» **Exercise brief**
Count every line where "drives" occurs. Give the total alone.

» **Stored rows**
--- BEGIN ---

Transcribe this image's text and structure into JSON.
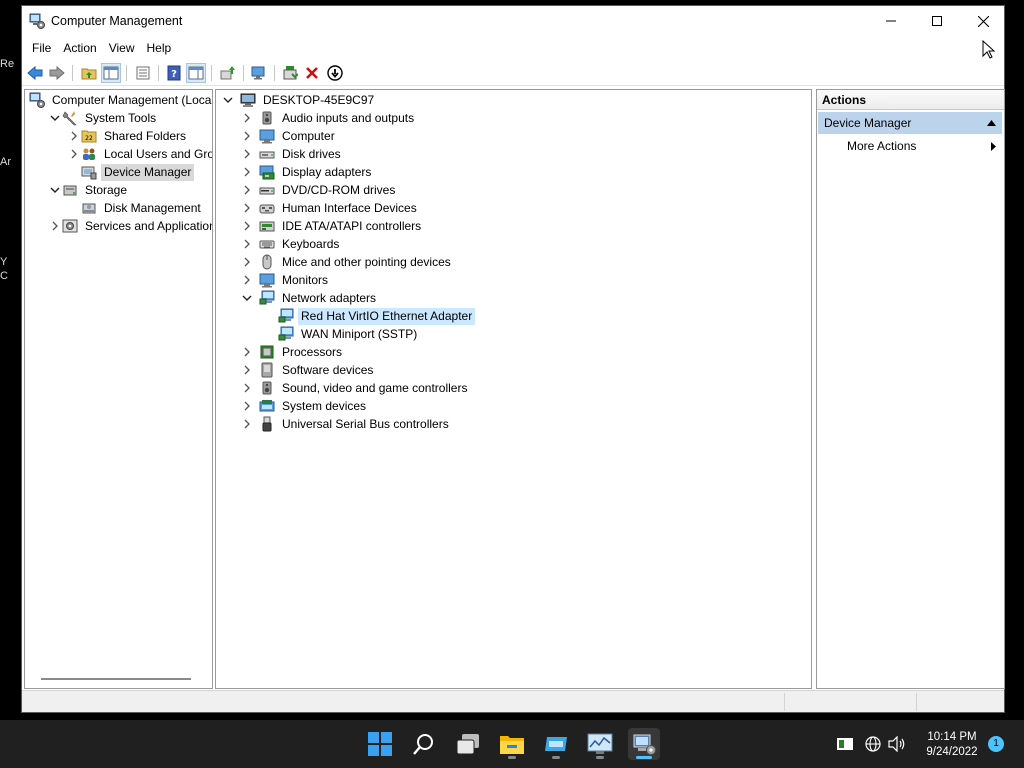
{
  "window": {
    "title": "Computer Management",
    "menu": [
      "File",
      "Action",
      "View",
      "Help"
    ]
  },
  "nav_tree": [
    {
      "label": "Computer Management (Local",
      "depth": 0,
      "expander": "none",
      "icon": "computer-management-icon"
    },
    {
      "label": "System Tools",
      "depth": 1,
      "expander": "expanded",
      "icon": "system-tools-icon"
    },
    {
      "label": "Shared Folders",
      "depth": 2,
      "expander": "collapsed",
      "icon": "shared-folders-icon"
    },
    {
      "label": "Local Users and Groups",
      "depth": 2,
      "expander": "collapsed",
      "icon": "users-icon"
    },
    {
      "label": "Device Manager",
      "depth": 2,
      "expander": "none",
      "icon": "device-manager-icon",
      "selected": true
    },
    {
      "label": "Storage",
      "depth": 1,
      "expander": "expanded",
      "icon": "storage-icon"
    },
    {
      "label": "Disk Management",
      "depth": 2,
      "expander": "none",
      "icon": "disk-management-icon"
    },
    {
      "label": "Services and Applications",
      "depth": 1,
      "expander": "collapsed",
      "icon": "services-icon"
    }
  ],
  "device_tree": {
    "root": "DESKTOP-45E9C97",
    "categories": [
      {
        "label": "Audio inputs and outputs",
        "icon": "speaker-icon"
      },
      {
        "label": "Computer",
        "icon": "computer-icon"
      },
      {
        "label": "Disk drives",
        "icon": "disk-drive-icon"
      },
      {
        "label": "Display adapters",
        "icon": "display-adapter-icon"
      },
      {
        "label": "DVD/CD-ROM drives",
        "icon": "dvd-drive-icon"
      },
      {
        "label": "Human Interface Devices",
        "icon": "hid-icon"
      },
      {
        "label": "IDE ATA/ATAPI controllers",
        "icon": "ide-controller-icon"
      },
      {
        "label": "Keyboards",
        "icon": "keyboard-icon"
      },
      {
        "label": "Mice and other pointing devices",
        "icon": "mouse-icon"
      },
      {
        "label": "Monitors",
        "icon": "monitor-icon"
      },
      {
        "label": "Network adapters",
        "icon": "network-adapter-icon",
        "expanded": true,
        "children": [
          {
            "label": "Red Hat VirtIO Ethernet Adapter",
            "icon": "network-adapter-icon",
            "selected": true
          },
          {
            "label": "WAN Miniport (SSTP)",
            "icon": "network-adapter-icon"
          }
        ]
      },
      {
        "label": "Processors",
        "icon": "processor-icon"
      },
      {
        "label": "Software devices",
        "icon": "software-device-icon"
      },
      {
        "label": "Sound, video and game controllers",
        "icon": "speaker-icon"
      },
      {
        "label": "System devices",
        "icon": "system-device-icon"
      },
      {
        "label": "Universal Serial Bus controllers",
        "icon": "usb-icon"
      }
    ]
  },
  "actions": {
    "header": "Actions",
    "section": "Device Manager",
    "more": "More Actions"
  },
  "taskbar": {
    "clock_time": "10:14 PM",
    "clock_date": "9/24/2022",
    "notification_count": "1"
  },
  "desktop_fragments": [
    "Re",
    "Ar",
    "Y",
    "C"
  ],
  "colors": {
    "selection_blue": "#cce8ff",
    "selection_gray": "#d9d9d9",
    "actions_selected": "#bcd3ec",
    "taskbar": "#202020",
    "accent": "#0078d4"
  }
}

--- END ---
--- BEGIN ---

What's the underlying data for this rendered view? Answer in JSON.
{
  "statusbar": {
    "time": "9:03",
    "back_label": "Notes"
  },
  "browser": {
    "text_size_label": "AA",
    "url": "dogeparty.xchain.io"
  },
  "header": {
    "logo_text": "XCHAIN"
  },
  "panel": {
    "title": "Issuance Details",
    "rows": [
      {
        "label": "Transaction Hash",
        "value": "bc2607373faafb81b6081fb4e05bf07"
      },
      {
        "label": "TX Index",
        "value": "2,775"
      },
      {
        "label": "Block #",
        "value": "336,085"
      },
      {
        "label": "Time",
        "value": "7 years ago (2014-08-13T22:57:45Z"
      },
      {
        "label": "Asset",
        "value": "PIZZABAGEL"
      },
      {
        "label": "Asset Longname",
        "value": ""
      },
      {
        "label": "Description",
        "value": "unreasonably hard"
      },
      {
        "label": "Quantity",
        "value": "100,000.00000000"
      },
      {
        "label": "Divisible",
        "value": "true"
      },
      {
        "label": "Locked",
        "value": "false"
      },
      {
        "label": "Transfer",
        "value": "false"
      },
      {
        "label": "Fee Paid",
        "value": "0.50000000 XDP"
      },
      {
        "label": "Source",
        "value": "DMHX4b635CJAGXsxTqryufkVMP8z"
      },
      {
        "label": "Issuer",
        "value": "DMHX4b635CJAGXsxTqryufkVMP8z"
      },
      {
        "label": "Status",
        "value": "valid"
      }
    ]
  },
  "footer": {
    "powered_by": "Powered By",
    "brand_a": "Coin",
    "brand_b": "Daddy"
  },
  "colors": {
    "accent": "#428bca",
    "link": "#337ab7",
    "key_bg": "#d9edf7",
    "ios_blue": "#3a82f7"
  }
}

--- END ---
--- BEGIN ---

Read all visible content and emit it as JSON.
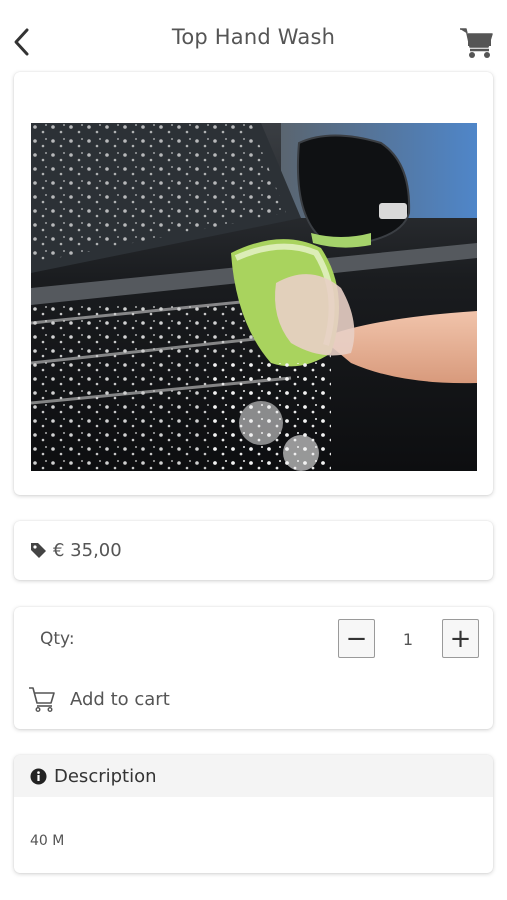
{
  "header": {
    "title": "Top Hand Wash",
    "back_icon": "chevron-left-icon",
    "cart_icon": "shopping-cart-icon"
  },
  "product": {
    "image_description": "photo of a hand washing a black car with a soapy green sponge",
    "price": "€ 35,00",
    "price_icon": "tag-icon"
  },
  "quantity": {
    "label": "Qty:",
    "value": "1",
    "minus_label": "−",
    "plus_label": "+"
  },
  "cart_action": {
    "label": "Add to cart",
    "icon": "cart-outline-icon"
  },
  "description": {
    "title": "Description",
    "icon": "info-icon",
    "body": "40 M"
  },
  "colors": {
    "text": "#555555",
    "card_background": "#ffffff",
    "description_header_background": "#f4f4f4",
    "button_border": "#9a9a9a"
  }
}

--- END ---

» **Task result**
2